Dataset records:
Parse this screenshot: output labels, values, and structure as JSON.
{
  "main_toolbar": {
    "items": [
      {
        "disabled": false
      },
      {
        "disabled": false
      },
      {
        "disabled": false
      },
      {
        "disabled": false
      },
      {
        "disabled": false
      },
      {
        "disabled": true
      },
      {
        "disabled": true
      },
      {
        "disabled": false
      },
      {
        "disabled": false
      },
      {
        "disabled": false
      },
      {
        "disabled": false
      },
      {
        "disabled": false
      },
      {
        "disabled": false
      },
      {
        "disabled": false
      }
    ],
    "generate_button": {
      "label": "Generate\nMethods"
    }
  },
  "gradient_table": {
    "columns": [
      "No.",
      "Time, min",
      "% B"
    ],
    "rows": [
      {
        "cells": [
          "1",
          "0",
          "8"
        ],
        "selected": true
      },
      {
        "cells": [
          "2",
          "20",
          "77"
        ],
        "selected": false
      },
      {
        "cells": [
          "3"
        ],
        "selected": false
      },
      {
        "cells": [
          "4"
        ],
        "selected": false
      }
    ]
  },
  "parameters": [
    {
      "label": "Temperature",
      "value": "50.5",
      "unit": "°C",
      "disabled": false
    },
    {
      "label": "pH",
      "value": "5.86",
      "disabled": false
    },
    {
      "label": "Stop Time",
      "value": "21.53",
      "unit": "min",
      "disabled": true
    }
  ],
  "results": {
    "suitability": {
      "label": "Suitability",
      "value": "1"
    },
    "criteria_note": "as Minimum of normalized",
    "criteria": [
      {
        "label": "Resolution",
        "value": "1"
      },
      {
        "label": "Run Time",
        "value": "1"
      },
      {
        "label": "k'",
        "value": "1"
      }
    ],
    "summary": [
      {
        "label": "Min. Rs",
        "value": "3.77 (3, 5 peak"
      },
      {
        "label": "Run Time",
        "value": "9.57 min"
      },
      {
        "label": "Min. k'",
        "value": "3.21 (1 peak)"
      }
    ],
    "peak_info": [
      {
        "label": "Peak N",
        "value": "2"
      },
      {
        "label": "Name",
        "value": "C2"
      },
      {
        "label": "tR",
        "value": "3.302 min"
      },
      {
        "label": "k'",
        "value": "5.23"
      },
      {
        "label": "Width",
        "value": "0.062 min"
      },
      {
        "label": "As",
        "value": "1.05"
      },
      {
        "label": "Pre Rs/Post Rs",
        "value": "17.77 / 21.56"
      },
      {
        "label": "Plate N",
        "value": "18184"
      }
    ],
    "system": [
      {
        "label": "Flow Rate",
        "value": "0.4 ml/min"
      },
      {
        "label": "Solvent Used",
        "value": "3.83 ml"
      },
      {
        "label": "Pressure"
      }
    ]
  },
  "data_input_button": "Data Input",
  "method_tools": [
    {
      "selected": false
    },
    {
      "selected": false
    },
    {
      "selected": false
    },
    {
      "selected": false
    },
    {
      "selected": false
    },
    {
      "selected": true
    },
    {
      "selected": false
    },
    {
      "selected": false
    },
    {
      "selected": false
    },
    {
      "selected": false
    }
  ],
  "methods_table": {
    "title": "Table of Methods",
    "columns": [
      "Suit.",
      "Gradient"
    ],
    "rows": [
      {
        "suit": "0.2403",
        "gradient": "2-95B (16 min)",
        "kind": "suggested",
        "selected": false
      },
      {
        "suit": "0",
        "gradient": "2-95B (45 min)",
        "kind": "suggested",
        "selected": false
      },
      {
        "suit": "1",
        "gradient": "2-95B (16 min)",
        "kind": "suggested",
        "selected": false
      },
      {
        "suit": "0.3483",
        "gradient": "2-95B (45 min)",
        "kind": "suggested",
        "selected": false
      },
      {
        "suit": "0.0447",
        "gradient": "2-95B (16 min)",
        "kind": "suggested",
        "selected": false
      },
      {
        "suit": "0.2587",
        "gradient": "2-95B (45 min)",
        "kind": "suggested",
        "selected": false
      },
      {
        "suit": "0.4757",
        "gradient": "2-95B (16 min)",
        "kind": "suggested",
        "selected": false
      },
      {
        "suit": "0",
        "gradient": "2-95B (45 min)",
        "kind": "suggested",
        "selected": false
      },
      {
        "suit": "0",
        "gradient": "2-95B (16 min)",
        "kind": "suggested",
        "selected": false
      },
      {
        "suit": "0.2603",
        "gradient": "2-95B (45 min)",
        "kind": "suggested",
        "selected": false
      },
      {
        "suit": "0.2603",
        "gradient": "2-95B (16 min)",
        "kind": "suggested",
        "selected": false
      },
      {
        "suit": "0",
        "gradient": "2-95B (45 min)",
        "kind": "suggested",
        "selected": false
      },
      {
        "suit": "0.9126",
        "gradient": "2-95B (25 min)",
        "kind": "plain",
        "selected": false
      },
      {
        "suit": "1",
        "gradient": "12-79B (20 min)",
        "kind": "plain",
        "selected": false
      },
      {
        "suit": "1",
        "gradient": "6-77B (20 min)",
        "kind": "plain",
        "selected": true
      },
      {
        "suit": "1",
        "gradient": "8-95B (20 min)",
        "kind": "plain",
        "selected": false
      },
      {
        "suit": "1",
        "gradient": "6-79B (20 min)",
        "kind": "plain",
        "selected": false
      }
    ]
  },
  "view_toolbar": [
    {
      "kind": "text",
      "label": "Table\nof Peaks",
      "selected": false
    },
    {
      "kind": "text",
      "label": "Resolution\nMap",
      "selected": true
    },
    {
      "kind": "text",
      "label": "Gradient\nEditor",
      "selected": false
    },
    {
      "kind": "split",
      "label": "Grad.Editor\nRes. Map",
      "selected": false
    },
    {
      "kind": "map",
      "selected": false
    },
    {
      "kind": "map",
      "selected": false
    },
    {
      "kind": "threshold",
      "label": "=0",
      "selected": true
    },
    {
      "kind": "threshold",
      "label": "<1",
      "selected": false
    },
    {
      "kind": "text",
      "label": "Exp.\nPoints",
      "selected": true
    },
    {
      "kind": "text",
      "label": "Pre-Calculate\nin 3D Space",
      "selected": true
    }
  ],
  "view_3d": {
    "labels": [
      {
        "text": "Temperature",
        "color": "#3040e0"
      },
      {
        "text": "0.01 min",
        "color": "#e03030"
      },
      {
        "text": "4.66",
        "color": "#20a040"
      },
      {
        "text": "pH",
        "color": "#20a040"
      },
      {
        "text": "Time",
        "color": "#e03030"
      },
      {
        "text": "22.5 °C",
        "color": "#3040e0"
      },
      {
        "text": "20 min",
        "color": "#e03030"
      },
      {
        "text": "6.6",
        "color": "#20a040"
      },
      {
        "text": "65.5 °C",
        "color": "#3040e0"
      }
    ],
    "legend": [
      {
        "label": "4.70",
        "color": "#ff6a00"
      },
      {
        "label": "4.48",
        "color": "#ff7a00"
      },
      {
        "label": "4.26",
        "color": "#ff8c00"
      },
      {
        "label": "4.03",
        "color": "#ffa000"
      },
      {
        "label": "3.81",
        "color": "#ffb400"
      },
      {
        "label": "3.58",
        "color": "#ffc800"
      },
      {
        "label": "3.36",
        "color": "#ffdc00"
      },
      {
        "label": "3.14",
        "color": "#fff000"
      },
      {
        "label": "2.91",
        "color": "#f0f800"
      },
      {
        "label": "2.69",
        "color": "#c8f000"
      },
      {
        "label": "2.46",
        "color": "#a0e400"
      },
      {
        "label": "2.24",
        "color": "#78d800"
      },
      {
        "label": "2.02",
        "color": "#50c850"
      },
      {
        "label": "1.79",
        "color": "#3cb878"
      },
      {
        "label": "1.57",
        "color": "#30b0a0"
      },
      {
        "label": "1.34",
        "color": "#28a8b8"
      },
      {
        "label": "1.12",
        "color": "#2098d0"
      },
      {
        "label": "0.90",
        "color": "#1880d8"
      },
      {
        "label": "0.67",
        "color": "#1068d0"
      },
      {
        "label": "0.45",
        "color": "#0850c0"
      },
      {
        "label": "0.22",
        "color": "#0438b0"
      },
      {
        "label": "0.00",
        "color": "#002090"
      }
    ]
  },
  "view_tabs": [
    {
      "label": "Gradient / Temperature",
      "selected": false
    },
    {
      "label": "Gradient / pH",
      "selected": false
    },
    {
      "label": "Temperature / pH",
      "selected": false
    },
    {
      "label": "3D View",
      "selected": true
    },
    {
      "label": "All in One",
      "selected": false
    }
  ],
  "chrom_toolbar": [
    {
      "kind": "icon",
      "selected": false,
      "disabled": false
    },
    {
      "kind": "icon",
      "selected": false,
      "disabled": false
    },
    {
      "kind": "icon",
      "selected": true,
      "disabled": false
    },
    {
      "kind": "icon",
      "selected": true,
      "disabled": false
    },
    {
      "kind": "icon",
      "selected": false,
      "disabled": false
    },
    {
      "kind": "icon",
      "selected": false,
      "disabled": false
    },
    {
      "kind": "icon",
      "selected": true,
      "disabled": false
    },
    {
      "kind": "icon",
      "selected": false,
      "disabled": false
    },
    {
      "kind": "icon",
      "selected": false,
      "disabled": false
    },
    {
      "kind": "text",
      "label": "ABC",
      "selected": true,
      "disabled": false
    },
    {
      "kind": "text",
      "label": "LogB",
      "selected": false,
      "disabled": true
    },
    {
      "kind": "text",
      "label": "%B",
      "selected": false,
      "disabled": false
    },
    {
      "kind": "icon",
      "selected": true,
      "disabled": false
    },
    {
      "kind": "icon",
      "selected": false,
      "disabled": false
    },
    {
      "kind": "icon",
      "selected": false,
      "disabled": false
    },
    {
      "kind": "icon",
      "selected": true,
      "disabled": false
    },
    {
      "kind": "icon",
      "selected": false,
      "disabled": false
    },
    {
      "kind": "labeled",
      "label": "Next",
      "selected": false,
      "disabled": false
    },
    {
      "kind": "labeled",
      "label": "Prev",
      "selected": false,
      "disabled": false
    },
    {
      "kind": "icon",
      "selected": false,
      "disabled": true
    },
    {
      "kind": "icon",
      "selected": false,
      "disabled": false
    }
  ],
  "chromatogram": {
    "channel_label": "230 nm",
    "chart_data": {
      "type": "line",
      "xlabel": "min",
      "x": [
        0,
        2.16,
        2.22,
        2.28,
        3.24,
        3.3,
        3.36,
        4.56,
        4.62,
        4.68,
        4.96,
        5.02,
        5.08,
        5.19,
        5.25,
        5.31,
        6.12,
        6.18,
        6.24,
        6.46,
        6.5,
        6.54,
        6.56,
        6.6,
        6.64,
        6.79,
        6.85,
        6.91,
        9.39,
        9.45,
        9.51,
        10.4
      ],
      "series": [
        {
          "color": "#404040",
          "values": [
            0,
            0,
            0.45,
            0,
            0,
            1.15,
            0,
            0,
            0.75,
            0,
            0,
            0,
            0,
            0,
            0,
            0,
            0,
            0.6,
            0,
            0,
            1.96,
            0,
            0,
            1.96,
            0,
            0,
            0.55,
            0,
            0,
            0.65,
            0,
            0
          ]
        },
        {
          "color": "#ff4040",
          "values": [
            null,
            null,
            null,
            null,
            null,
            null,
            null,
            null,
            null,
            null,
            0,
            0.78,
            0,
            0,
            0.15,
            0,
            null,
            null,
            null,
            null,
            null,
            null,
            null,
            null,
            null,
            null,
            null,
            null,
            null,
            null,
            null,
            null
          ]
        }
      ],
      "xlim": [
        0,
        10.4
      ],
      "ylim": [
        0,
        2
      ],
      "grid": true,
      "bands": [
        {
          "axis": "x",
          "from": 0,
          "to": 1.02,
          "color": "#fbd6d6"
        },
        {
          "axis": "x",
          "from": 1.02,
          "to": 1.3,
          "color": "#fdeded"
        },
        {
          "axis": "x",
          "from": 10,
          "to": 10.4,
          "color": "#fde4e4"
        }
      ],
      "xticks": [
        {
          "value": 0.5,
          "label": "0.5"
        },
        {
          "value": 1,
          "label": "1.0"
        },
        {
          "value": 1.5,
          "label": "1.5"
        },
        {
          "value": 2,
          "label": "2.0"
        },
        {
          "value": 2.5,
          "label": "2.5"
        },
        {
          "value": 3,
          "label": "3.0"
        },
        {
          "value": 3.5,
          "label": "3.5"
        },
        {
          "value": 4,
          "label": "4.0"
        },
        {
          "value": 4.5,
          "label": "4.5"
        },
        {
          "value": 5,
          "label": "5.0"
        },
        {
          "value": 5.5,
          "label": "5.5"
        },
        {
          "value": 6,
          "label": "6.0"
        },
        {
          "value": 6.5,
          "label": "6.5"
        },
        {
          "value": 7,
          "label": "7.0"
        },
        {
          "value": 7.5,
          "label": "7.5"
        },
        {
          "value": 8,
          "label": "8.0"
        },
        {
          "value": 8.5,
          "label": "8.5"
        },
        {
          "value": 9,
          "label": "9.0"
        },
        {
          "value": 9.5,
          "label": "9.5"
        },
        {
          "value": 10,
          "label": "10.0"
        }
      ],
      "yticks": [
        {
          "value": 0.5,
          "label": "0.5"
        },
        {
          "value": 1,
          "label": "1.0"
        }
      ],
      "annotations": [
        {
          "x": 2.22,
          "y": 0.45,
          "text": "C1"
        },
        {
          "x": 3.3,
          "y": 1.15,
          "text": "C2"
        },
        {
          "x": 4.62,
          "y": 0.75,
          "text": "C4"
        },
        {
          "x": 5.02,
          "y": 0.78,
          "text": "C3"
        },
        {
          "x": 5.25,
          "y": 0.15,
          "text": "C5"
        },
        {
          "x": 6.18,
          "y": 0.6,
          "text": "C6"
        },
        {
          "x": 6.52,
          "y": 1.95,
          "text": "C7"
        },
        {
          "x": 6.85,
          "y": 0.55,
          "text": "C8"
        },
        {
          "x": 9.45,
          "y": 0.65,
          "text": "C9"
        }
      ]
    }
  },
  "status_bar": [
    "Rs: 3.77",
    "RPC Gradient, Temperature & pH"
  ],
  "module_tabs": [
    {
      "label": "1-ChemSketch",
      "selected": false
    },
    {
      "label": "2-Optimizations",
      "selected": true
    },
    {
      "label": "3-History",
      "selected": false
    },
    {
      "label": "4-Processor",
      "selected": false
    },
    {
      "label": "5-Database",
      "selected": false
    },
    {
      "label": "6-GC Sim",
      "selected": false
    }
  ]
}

• **Problem requirements**: Scan the listing above and identify each line holding the string "labels"; copy every such line.

• **Solution to this problem**:
Parse this screenshot: output labels, values, and structure as JSON.
    "labels": [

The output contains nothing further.